** Begin EXERCISE DATA **

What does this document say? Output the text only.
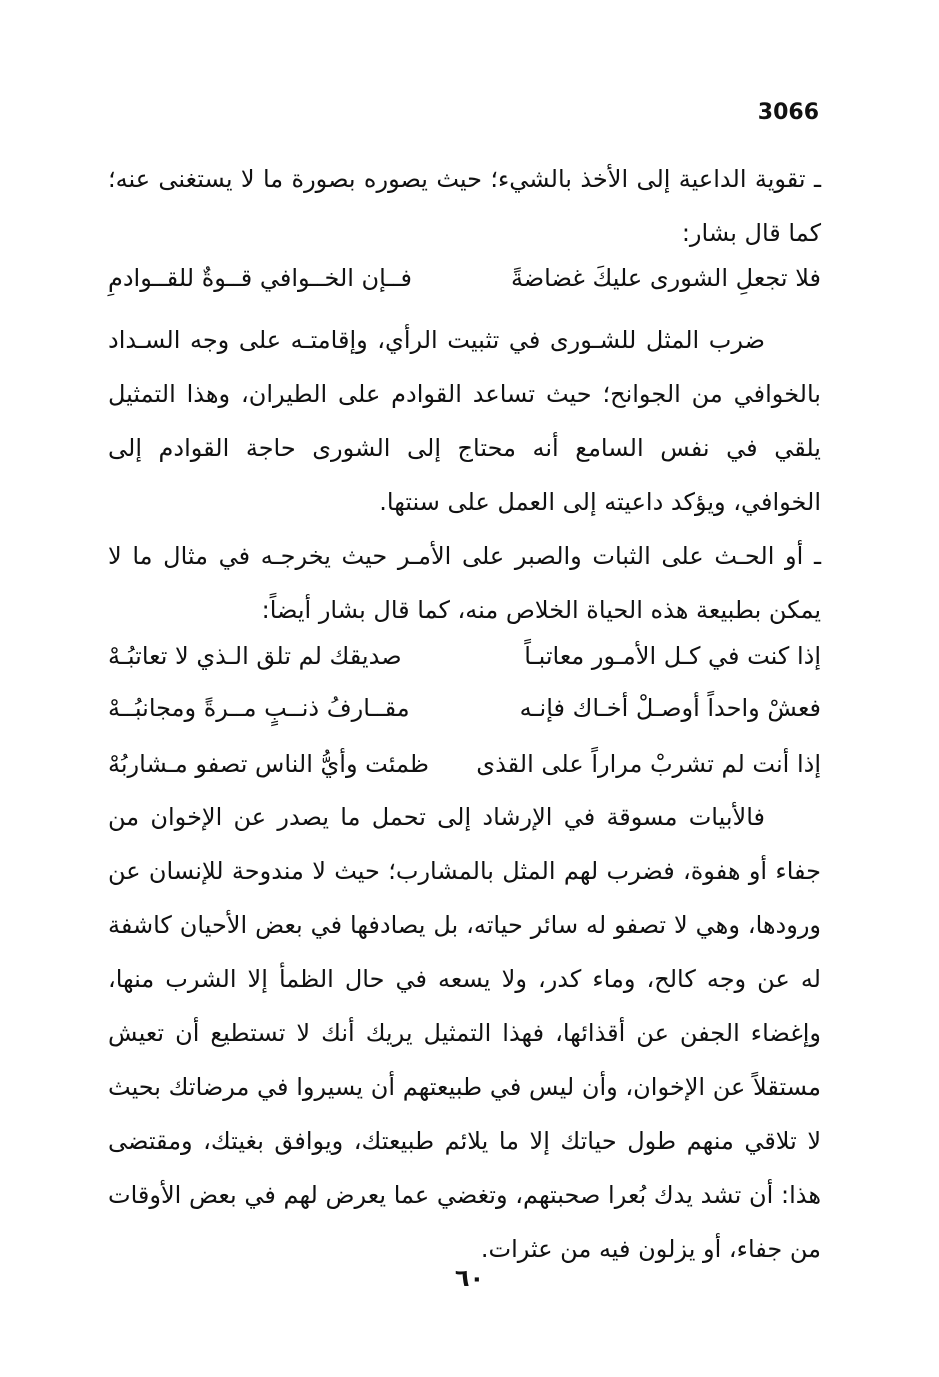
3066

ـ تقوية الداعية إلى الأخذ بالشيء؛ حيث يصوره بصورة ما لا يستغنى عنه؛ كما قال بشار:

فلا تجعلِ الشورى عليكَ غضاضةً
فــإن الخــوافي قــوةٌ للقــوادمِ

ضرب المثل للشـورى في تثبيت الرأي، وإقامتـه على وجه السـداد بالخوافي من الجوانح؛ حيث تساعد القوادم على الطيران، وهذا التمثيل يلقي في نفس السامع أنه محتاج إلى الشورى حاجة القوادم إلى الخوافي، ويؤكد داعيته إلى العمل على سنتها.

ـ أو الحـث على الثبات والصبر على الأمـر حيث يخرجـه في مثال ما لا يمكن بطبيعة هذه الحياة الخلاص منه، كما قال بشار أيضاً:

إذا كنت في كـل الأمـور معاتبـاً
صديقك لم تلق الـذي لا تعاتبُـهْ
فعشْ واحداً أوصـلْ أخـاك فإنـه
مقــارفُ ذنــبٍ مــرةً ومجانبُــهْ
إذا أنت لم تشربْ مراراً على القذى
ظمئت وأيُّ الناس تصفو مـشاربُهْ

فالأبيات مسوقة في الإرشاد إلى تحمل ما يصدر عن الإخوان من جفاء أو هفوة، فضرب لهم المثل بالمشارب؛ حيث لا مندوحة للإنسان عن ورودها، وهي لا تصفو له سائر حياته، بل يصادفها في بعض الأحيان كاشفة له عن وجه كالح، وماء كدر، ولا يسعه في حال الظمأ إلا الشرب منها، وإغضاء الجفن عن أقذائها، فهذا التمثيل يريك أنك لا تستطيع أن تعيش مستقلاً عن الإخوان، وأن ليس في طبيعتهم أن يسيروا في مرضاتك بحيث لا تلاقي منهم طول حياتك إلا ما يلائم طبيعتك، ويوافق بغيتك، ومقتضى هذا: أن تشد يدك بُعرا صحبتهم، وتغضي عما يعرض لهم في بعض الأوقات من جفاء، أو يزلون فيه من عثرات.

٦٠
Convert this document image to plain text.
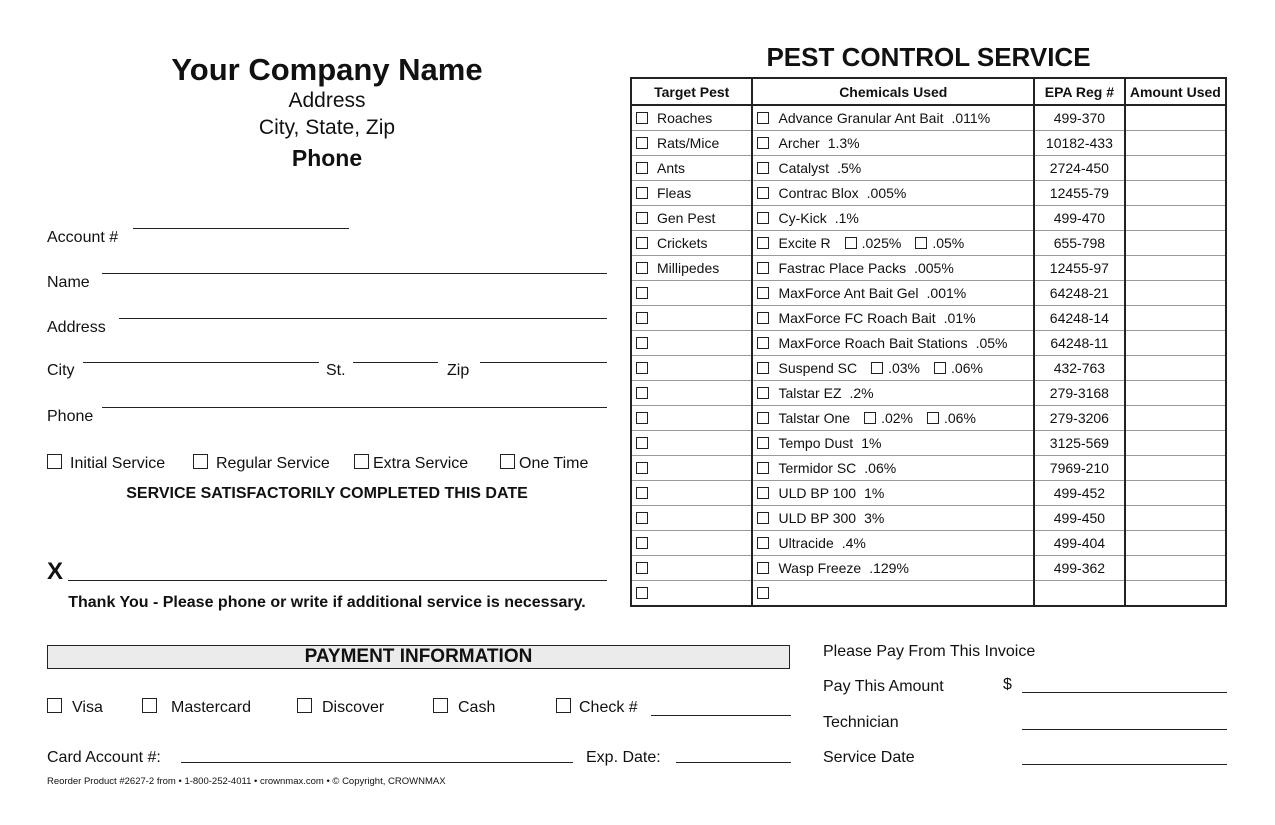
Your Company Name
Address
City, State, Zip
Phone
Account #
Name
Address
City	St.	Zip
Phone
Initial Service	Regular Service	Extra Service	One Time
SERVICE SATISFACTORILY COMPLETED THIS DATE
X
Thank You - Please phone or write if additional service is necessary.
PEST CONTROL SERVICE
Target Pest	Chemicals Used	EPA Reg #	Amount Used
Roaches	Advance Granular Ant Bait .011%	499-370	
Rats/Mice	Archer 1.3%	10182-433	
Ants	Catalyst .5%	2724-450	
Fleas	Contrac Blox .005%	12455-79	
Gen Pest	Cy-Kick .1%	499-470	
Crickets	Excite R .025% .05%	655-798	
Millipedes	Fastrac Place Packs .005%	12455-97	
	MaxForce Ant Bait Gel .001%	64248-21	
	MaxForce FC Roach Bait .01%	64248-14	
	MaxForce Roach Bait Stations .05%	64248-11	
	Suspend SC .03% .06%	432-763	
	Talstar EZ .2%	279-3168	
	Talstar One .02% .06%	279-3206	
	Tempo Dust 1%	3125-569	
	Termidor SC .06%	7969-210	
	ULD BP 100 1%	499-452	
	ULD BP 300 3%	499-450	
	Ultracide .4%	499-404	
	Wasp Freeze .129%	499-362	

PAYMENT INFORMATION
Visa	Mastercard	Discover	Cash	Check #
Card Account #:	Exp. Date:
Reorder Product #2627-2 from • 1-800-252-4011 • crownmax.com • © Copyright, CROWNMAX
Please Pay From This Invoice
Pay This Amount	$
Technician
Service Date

** End EXERCISE DATA **
** Begin EXERCISE DATA **

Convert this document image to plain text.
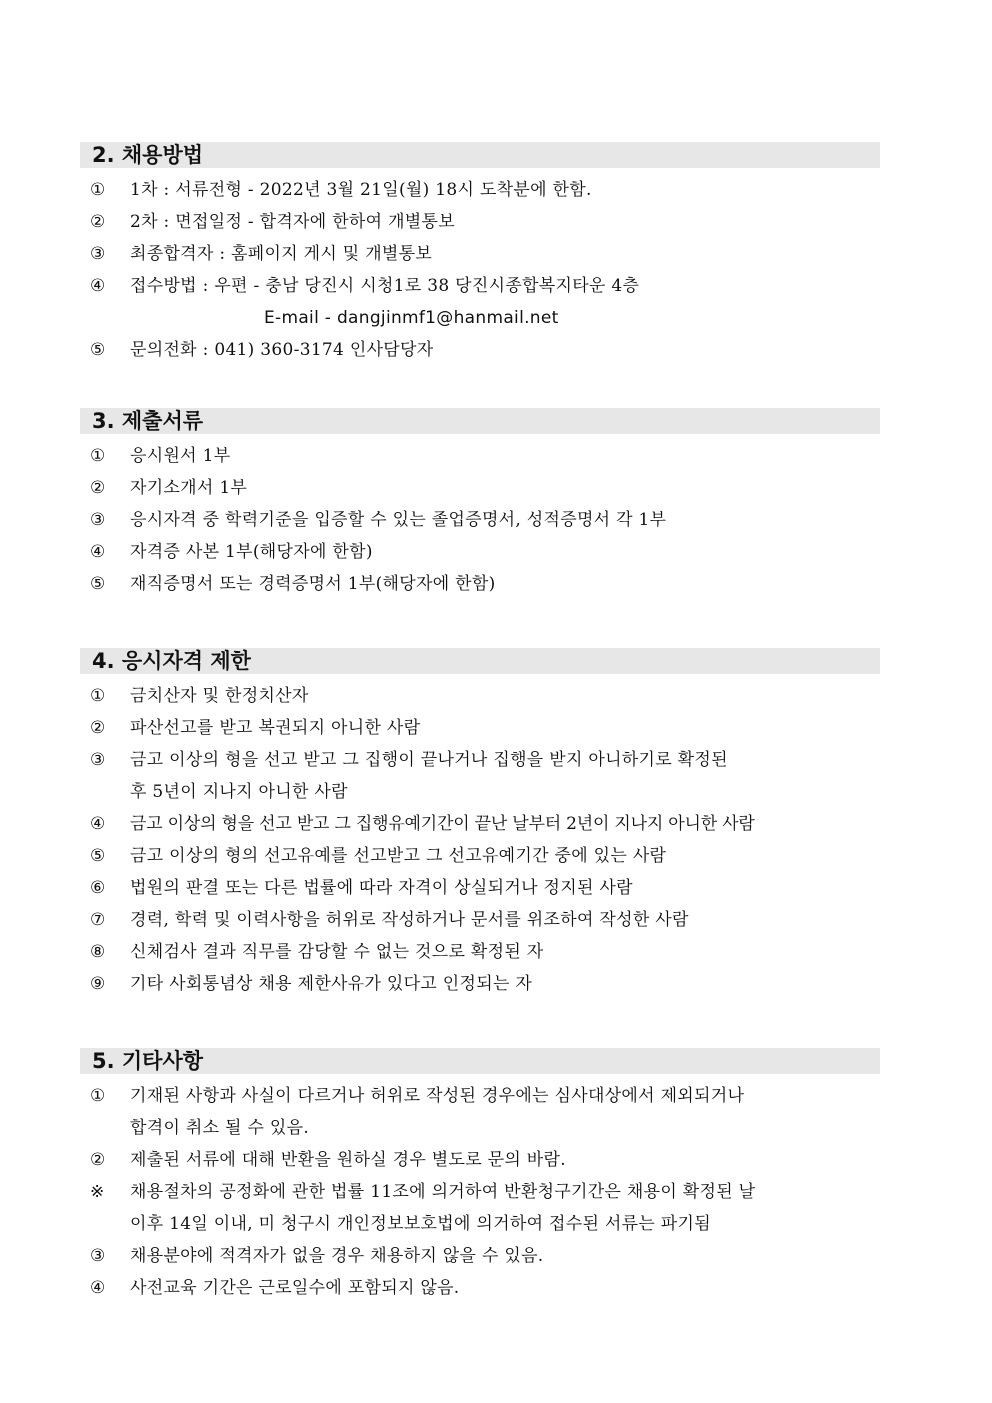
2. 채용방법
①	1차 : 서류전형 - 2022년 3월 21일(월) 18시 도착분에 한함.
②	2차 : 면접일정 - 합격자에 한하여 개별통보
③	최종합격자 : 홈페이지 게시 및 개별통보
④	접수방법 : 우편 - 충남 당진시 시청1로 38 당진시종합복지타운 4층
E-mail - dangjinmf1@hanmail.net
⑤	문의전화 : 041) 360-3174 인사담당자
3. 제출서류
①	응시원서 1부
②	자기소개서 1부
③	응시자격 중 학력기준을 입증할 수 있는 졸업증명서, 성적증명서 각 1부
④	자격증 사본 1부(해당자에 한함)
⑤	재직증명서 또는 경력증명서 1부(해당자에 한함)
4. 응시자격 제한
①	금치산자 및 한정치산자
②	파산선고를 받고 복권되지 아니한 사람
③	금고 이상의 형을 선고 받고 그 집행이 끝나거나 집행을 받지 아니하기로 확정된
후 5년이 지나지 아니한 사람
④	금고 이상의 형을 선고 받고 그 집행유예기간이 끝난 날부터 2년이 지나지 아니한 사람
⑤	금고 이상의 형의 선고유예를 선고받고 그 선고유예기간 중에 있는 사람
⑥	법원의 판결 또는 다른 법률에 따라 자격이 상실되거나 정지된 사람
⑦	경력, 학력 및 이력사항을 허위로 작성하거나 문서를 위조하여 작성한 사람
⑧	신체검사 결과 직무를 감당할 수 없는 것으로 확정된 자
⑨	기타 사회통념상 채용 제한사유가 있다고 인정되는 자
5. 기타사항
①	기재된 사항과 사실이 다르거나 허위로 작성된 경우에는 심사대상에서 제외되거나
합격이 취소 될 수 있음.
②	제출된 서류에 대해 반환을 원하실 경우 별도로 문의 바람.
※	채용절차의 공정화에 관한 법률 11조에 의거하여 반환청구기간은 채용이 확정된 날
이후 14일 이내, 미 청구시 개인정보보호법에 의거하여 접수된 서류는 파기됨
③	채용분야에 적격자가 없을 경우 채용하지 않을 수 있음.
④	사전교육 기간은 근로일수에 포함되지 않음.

** End EXERCISE DATA **

Gather all the lines that include the word "개별통보" and copy them out.

②	2차 : 면접일정 - 합격자에 한하여 개별통보
③	최종합격자 : 홈페이지 게시 및 개별통보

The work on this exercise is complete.